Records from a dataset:
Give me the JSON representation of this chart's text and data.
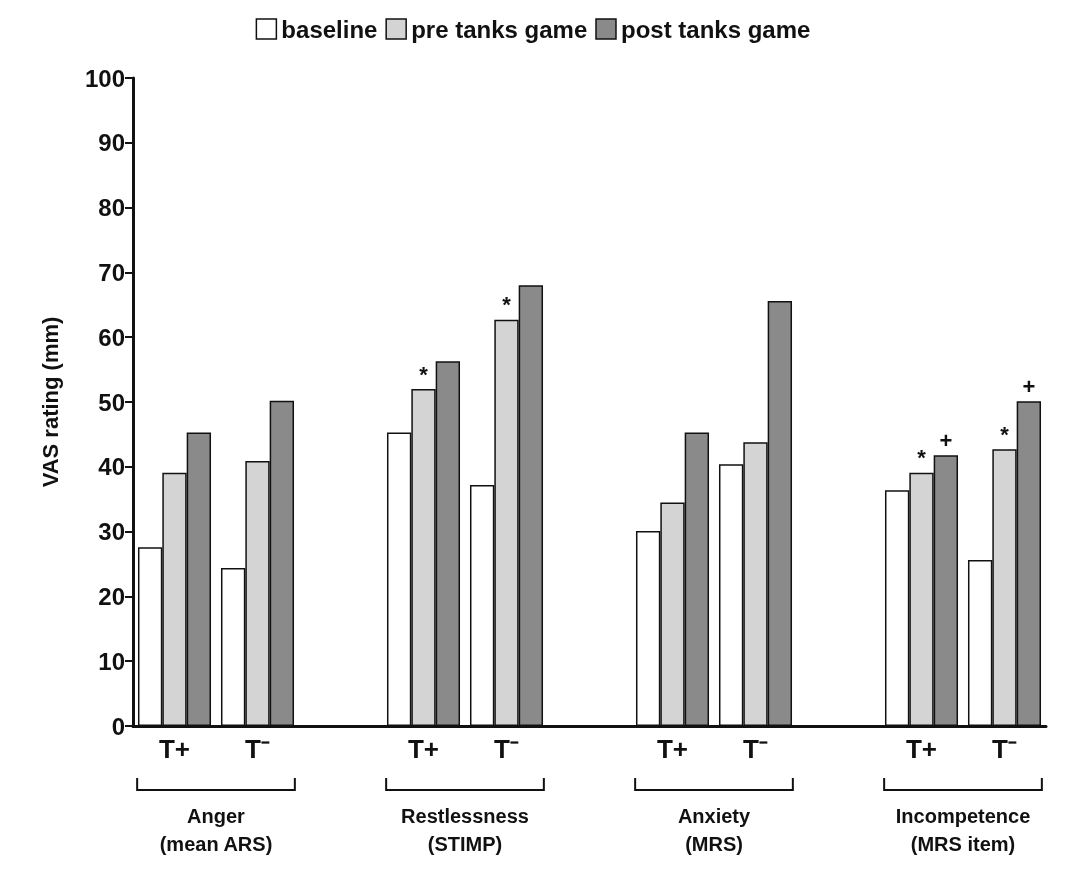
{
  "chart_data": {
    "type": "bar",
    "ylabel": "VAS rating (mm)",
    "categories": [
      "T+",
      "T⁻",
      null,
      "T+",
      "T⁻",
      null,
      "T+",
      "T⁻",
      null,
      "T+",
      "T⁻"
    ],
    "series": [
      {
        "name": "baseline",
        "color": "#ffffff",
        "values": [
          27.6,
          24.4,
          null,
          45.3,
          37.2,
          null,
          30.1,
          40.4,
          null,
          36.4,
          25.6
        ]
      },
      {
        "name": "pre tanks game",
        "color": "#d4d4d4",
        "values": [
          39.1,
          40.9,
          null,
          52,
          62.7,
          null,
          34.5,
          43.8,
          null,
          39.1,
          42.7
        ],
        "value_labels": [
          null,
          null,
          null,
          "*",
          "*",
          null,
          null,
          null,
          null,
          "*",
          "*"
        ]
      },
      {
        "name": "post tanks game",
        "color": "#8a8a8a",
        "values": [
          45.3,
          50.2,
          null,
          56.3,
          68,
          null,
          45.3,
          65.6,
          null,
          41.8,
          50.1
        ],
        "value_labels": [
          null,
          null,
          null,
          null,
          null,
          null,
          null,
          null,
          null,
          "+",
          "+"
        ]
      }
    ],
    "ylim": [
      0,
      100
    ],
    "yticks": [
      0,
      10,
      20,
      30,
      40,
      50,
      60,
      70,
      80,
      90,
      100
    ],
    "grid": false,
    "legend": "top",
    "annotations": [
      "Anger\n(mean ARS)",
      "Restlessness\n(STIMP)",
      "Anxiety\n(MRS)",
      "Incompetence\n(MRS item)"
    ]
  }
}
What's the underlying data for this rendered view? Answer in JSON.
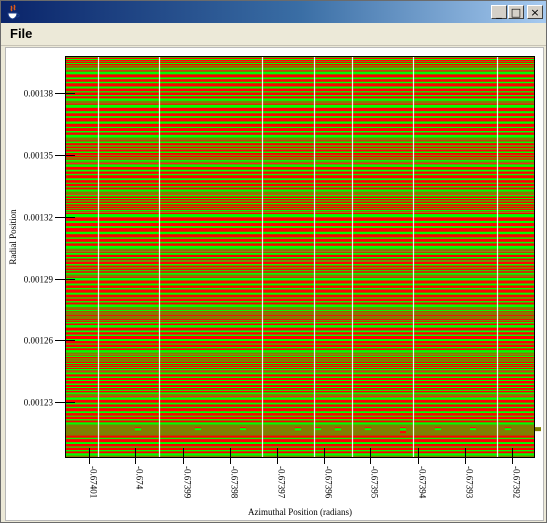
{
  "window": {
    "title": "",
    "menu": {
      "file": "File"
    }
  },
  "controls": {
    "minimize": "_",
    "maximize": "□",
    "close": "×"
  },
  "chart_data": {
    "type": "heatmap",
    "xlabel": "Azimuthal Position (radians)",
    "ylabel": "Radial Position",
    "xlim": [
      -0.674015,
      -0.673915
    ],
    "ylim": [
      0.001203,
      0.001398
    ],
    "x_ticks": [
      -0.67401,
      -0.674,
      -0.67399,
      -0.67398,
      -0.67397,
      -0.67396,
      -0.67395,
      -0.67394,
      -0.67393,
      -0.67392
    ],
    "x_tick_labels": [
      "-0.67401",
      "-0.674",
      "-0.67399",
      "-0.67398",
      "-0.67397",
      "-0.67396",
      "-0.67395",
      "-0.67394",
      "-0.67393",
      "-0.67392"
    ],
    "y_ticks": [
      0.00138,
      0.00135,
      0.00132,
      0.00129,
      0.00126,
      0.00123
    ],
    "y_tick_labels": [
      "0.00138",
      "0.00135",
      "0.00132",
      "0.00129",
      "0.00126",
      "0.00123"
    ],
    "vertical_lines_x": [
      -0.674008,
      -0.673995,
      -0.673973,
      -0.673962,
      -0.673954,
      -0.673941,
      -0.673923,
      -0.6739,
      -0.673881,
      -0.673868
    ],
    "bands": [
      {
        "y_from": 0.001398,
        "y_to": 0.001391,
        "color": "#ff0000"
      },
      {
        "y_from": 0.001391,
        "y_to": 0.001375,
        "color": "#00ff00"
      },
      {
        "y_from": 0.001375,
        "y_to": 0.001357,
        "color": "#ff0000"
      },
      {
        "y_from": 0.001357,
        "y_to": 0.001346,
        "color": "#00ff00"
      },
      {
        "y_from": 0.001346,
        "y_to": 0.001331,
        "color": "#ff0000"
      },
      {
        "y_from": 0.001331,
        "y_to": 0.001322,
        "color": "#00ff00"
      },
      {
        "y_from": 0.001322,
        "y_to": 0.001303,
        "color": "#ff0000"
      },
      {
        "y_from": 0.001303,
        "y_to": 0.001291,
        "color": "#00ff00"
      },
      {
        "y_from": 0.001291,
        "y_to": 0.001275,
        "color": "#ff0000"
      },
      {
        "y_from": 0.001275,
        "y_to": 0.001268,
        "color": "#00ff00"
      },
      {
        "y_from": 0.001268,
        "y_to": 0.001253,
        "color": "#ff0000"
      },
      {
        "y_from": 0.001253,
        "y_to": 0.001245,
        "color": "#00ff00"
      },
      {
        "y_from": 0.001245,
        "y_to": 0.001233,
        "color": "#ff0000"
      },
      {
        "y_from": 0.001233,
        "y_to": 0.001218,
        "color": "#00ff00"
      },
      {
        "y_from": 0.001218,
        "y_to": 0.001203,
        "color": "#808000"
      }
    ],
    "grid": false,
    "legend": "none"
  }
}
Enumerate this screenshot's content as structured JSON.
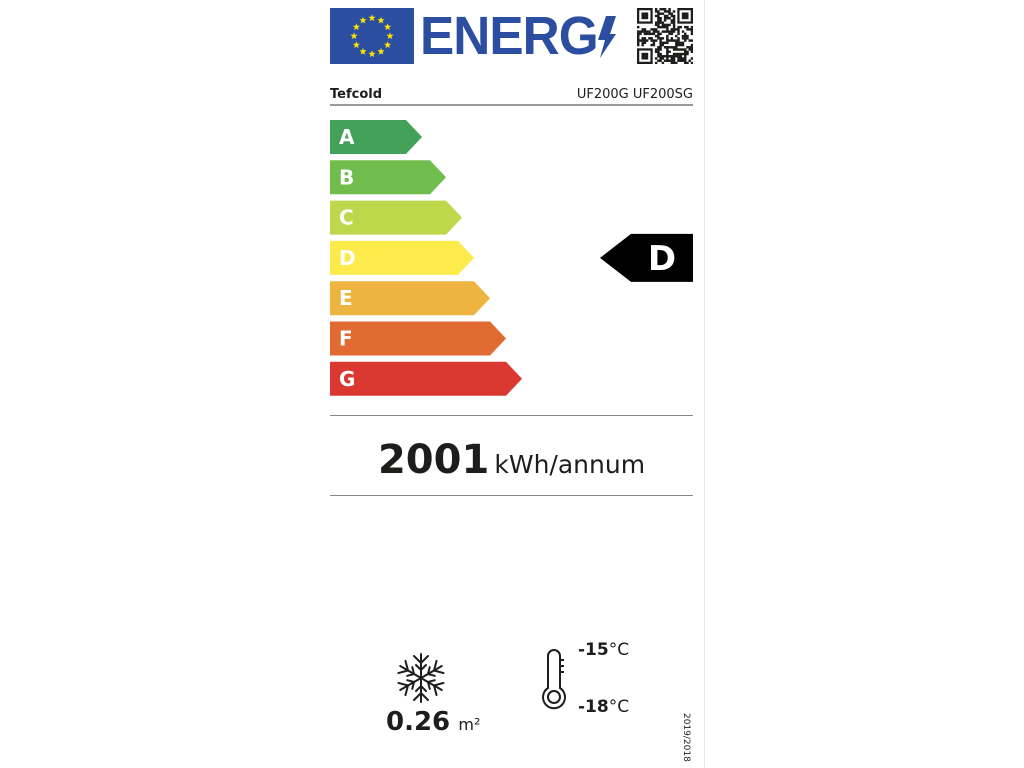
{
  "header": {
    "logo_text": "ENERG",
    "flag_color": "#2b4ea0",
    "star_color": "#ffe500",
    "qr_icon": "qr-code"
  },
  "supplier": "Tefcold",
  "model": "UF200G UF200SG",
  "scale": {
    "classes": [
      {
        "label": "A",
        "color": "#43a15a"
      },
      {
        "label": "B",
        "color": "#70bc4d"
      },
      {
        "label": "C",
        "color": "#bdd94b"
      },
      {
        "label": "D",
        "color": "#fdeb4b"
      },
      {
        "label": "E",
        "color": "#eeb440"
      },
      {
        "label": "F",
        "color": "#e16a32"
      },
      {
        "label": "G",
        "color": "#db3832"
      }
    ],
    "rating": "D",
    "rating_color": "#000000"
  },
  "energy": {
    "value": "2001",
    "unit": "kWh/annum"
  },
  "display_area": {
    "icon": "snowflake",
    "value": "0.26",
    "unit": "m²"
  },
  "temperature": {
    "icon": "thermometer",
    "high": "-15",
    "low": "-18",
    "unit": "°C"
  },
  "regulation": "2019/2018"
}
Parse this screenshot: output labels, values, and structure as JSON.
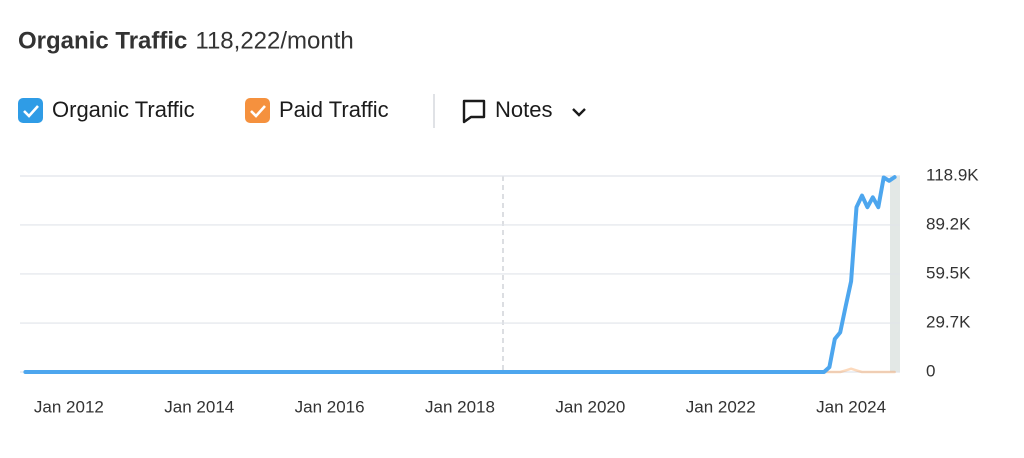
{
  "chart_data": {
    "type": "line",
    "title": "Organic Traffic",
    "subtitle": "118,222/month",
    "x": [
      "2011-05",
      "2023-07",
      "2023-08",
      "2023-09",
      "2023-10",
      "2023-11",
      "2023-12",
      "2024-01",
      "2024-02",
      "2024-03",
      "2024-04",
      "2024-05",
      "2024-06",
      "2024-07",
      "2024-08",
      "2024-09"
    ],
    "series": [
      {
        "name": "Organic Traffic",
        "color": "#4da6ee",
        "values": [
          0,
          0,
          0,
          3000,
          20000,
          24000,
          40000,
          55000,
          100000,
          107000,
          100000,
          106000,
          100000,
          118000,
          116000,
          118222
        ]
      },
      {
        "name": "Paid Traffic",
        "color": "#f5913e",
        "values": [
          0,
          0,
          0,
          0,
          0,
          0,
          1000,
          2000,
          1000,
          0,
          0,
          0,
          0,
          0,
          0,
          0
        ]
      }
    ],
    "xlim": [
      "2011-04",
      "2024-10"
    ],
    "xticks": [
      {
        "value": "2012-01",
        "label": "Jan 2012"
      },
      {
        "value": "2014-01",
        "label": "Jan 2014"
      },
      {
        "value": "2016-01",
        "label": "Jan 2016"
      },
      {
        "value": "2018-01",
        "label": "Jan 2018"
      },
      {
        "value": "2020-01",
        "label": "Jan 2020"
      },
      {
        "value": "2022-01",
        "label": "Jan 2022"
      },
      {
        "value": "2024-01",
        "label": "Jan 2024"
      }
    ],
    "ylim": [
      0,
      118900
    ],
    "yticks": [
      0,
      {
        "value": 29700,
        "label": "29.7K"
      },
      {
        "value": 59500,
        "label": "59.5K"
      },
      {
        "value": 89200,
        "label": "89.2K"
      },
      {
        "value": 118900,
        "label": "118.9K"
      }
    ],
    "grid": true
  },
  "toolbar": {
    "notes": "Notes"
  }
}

The exercise :: Filter the records above and return every line that holds the word "this".

Correct answer ::
Give me the JSON representation of this chart's text and data.
What's the underlying data for this rendered view? Answer in JSON.
Enumerate this screenshot's content as structured JSON.
Parse this screenshot: output labels, values, and structure as JSON.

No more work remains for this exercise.